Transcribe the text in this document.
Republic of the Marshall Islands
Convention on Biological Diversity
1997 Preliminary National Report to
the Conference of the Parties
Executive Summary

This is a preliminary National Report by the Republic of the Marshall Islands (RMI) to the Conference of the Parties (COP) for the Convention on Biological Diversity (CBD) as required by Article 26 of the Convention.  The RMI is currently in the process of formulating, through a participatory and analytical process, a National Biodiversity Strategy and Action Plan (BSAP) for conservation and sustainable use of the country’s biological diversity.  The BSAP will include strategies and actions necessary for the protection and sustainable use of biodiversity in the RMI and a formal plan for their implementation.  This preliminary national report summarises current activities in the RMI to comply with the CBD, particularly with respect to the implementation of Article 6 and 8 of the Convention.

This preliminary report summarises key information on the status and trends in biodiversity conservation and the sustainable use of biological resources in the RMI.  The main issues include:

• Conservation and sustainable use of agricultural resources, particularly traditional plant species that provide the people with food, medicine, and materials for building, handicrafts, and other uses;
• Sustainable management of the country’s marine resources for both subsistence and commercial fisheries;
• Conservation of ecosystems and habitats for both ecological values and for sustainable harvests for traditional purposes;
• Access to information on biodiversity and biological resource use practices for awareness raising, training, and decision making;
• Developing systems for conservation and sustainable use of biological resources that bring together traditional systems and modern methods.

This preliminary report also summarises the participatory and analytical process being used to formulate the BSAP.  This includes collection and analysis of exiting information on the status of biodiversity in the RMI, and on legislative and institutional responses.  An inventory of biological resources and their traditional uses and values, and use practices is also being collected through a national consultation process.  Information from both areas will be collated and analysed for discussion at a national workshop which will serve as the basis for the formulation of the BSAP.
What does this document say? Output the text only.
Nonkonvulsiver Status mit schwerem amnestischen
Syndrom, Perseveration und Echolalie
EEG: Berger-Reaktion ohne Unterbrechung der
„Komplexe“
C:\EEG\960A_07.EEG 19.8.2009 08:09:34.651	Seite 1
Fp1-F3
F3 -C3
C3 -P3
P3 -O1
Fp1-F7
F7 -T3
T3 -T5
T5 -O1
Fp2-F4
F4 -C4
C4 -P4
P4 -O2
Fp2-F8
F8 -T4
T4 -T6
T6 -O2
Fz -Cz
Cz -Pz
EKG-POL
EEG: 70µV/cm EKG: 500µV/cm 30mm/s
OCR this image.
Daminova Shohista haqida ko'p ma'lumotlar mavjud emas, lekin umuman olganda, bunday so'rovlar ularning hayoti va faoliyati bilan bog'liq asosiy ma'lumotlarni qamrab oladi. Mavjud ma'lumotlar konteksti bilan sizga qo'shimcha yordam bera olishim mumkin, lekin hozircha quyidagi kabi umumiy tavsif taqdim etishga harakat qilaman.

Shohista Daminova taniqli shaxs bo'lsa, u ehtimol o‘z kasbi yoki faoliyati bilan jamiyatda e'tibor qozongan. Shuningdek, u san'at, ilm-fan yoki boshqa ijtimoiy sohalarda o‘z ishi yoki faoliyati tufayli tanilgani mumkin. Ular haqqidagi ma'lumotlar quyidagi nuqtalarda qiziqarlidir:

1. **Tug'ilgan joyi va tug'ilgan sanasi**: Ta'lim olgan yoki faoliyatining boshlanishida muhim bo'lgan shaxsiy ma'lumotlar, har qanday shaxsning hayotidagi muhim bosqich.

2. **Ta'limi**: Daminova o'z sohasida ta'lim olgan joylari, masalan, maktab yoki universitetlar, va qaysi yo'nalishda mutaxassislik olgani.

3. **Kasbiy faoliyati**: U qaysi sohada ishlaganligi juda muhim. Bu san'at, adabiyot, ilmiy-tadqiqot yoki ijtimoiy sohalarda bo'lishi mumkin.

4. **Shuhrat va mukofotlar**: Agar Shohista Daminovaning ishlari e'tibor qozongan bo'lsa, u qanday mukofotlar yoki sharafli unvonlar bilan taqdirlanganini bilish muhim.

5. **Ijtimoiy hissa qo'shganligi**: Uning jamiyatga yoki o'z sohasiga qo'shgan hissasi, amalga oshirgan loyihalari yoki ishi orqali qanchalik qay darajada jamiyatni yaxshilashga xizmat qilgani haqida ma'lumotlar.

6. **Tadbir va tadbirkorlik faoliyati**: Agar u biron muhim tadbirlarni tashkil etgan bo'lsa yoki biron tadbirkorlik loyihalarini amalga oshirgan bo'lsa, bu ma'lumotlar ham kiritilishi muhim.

## TASK TO COMPLETE
Copy every record exactly as presented.

## FULL OUTPUT
Transcribe the text in this document.
Republic of the Marshall Islands
Convention on Biological Diversity
1997 Preliminary National Report to
the Conference of the Parties
Executive Summary

This is a preliminary National Report by the Republic of the Marshall Islands (RMI) to the Conference of the Parties (COP) for the Convention on Biological Diversity (CBD) as required by Article 26 of the Convention.  The RMI is currently in the process of formulating, through a participatory and analytical process, a National Biodiversity Strategy and Action Plan (BSAP) for conservation and sustainable use of the country’s biological diversity.  The BSAP will include strategies and actions necessary for the protection and sustainable use of biodiversity in the RMI and a formal plan for their implementation.  This preliminary national report summarises current activities in the RMI to comply with the CBD, particularly with respect to the implementation of Article 6 and 8 of the Convention.

This preliminary report summarises key information on the status and trends in biodiversity conservation and the sustainable use of biological resources in the RMI.  The main issues include:

• Conservation and sustainable use of agricultural resources, particularly traditional plant species that provide the people with food, medicine, and materials for building, handicrafts, and other uses;
• Sustainable management of the country’s marine resources for both subsistence and commercial fisheries;
• Conservation of ecosystems and habitats for both ecological values and for sustainable harvests for traditional purposes;
• Access to information on biodiversity and biological resource use practices for awareness raising, training, and decision making;
• Developing systems for conservation and sustainable use of biological resources that bring together traditional systems and modern methods.

This preliminary report also summarises the participatory and analytical process being used to formulate the BSAP.  This includes collection and analysis of exiting information on the status of biodiversity in the RMI, and on legislative and institutional responses.  An inventory of biological resources and their traditional uses and values, and use practices is also being collected through a national consultation process.  Information from both areas will be collated and analysed for discussion at a national workshop which will serve as the basis for the formulation of the BSAP.
What does this document say? Output the text only.
Nonkonvulsiver Status mit schwerem amnestischen
Syndrom, Perseveration und Echolalie
EEG: Berger-Reaktion ohne Unterbrechung der
„Komplexe“
C:\EEG\960A_07.EEG 19.8.2009 08:09:34.651	Seite 1
Fp1-F3
F3 -C3
C3 -P3
P3 -O1
Fp1-F7
F7 -T3
T3 -T5
T5 -O1
Fp2-F4
F4 -C4
C4 -P4
P4 -O2
Fp2-F8
F8 -T4
T4 -T6
T6 -O2
Fz -Cz
Cz -Pz
EKG-POL
EEG: 70µV/cm EKG: 500µV/cm 30mm/s
OCR this image.
Daminova Shohista haqida ko'p ma'lumotlar mavjud emas, lekin umuman olganda, bunday so'rovlar ularning hayoti va faoliyati bilan bog'liq asosiy ma'lumotlarni qamrab oladi. Mavjud ma'lumotlar konteksti bilan sizga qo'shimcha yordam bera olishim mumkin, lekin hozircha quyidagi kabi umumiy tavsif taqdim etishga harakat qilaman.

Shohista Daminova taniqli shaxs bo'lsa, u ehtimol o‘z kasbi yoki faoliyati bilan jamiyatda e'tibor qozongan. Shuningdek, u san'at, ilm-fan yoki boshqa ijtimoiy sohalarda o‘z ishi yoki faoliyati tufayli tanilgani mumkin. Ular haqqidagi ma'lumotlar quyidagi nuqtalarda qiziqarlidir:

1. **Tug'ilgan joyi va tug'ilgan sanasi**: Ta'lim olgan yoki faoliyatining boshlanishida muhim bo'lgan shaxsiy ma'lumotlar, har qanday shaxsning hayotidagi muhim bosqich.

2. **Ta'limi**: Daminova o'z sohasida ta'lim olgan joylari, masalan, maktab yoki universitetlar, va qaysi yo'nalishda mutaxassislik olgani.

3. **Kasbiy faoliyati**: U qaysi sohada ishlaganligi juda muhim. Bu san'at, adabiyot, ilmiy-tadqiqot yoki ijtimoiy sohalarda bo'lishi mumkin.

4. **Shuhrat va mukofotlar**: Agar Shohista Daminovaning ishlari e'tibor qozongan bo'lsa, u qanday mukofotlar yoki sharafli unvonlar bilan taqdirlanganini bilish muhim.

5. **Ijtimoiy hissa qo'shganligi**: Uning jamiyatga yoki o'z sohasiga qo'shgan hissasi, amalga oshirgan loyihalari yoki ishi orqali qanchalik qay darajada jamiyatni yaxshilashga xizmat qilgani haqida ma'lumotlar.

6. **Tadbir va tadbirkorlik faoliyati**: Agar u biron muhim tadbirlarni tashkil etgan bo'lsa yoki biron tadbirkorlik loyihalarini amalga oshirgan bo'lsa, bu ma'lumotlar ham kiritilishi muhim.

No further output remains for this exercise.